## SHORT EXERCISE:
Find every line in the records below that contains the word "ylabel", and copy each such line.

## RECORDED INFORMATION:
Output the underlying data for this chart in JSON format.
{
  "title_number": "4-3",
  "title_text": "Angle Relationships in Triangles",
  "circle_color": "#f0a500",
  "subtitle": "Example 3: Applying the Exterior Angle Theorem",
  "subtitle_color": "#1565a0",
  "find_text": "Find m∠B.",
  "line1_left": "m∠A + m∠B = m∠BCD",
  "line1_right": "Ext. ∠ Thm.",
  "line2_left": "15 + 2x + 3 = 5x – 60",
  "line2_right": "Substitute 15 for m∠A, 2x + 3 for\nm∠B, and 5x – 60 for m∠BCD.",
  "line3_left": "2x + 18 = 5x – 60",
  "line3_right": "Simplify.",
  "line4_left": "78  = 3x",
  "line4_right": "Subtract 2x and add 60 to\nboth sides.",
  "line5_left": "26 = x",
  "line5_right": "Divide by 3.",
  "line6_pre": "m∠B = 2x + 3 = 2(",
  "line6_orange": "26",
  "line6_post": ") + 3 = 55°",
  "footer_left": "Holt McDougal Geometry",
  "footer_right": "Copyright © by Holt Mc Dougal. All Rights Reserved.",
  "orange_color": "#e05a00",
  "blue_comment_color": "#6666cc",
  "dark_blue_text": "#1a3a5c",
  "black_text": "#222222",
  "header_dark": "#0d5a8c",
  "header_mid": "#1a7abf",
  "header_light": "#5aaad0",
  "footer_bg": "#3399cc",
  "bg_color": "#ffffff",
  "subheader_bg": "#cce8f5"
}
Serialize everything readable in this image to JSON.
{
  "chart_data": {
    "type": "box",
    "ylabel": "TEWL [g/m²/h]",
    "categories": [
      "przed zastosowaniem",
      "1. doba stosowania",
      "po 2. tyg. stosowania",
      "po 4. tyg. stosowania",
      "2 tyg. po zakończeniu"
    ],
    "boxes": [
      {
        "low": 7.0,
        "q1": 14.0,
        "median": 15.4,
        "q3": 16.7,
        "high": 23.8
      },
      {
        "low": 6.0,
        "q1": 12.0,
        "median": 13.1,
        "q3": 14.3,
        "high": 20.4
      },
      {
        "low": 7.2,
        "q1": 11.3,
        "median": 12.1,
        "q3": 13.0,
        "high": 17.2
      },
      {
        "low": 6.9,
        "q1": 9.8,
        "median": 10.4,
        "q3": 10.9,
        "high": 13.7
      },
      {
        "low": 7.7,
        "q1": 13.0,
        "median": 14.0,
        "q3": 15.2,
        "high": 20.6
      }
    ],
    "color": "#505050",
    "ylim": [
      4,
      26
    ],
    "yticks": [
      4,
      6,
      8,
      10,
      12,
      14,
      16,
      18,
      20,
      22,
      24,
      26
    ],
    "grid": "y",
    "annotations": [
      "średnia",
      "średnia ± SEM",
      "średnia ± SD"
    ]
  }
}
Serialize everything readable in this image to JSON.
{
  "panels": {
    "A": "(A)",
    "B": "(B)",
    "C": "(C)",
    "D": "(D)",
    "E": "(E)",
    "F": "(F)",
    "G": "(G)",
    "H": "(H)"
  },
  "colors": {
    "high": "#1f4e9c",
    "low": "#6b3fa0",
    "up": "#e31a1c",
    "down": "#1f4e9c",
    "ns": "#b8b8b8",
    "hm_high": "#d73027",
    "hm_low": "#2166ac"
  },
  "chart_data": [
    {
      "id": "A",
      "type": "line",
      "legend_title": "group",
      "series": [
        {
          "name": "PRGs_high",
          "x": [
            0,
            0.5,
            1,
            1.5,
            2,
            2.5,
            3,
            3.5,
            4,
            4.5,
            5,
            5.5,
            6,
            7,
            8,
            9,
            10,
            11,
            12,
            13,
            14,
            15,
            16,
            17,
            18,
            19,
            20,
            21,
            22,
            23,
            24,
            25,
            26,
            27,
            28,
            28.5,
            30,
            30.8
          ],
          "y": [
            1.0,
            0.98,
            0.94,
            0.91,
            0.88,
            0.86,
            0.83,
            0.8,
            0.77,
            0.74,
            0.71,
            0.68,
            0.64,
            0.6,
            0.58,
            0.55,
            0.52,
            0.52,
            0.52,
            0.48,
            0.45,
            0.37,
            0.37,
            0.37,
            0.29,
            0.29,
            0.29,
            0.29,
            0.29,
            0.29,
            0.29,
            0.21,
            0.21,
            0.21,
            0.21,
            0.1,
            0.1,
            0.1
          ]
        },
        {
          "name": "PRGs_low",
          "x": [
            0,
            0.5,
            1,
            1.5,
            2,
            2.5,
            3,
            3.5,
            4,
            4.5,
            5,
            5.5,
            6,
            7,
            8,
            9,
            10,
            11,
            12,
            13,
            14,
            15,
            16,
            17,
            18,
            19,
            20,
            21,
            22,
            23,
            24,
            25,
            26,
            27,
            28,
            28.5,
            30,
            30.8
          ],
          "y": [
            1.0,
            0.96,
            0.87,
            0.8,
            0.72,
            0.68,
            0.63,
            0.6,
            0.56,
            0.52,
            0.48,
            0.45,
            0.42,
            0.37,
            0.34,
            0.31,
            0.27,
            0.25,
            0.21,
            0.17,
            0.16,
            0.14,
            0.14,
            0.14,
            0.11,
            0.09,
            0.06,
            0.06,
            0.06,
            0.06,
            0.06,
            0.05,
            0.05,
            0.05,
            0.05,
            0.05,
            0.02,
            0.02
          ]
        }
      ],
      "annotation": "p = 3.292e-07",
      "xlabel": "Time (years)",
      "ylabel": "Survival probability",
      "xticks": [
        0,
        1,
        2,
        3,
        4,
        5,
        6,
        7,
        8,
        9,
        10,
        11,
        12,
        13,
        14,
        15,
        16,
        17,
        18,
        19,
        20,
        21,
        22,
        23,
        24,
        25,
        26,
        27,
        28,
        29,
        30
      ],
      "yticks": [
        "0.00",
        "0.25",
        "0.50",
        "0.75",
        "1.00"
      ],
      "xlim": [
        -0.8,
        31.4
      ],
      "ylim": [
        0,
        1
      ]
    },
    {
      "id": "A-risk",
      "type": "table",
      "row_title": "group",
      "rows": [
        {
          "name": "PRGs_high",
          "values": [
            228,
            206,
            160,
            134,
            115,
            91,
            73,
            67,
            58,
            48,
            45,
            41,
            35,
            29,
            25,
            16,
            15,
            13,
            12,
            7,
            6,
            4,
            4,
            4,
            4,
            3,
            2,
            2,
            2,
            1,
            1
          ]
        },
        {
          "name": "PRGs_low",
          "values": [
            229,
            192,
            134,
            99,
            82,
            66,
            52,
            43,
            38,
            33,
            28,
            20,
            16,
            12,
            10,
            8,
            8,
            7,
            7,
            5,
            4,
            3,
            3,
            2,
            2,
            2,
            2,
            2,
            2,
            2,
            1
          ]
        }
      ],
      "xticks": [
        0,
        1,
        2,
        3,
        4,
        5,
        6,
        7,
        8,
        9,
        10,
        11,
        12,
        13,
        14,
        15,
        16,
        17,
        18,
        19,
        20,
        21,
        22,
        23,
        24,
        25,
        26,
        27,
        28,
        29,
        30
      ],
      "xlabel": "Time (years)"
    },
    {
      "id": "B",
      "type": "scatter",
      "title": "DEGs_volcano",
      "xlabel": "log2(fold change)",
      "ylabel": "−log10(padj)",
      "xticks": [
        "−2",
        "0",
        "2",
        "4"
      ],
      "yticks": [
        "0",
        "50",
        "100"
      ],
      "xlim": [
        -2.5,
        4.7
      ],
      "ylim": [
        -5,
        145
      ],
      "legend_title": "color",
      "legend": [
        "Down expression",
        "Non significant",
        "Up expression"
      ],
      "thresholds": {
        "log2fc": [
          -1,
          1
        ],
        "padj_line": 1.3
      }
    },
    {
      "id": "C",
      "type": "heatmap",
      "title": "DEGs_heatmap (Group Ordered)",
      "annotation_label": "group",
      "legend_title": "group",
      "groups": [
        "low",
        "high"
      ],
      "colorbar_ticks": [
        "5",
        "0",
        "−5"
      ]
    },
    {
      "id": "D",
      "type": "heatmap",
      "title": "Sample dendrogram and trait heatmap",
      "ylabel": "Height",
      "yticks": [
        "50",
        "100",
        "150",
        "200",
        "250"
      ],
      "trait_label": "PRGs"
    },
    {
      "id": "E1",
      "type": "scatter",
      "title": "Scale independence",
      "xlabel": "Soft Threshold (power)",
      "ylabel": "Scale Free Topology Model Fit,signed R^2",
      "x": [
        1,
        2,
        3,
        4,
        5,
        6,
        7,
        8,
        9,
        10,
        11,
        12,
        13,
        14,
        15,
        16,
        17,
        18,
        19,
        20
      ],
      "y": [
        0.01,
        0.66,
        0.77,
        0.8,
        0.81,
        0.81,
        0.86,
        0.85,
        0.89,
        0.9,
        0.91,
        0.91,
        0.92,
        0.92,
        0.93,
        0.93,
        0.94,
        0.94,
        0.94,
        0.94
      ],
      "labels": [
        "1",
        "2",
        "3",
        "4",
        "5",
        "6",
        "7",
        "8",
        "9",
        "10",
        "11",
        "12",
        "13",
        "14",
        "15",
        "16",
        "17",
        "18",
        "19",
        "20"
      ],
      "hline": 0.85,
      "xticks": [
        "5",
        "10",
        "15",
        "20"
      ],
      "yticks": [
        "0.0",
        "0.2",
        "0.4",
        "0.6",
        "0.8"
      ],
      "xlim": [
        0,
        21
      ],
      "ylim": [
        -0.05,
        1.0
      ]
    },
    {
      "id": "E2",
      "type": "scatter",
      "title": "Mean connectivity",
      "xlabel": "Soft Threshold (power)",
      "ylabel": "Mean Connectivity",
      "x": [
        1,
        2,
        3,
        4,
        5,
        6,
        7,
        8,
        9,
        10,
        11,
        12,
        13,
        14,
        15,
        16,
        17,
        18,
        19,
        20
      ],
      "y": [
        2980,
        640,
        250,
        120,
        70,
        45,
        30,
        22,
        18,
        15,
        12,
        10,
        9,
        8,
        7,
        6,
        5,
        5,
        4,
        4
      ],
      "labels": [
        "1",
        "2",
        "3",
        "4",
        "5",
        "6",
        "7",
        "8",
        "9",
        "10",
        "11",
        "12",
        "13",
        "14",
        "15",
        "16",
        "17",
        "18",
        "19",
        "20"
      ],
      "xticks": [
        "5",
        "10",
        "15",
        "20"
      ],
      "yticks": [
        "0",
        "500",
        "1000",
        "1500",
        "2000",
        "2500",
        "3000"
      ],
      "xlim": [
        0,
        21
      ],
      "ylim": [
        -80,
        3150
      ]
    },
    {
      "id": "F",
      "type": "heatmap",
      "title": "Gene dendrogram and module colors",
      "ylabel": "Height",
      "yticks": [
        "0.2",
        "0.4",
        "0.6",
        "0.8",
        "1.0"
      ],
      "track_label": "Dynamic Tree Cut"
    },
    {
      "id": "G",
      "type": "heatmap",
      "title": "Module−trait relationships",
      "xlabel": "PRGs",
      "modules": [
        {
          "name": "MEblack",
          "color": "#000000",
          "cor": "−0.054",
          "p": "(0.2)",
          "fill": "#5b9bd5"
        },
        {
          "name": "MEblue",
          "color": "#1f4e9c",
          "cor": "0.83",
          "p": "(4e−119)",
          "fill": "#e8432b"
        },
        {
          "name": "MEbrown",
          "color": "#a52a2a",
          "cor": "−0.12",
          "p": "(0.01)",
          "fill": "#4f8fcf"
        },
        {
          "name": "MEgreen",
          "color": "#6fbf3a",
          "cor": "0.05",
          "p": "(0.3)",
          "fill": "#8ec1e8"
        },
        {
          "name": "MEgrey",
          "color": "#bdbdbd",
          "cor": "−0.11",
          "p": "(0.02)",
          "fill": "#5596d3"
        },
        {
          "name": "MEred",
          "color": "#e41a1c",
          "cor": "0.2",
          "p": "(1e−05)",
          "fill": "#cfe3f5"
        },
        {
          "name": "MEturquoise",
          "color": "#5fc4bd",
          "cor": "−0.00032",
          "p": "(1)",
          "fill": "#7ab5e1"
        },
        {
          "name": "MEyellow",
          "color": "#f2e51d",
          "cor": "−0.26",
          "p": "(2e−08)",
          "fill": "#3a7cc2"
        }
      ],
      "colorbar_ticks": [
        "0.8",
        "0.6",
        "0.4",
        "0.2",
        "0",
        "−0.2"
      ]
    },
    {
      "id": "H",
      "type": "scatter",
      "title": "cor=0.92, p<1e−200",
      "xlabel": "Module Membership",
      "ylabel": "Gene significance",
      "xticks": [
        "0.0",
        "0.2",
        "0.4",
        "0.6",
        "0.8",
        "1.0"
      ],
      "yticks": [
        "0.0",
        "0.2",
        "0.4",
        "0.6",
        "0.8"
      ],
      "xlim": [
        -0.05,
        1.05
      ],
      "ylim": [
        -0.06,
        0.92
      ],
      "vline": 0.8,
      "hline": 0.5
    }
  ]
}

## THE OUTPUT:
    "ylabel": "TEWL [g/m²/h]",
      "ylabel": "Survival probability",
      "ylabel": "−log10(padj)",
      "ylabel": "Height",
      "ylabel": "Scale Free Topology Model Fit,signed R^2",
      "ylabel": "Mean Connectivity",
      "ylabel": "Height",
      "ylabel": "Gene significance",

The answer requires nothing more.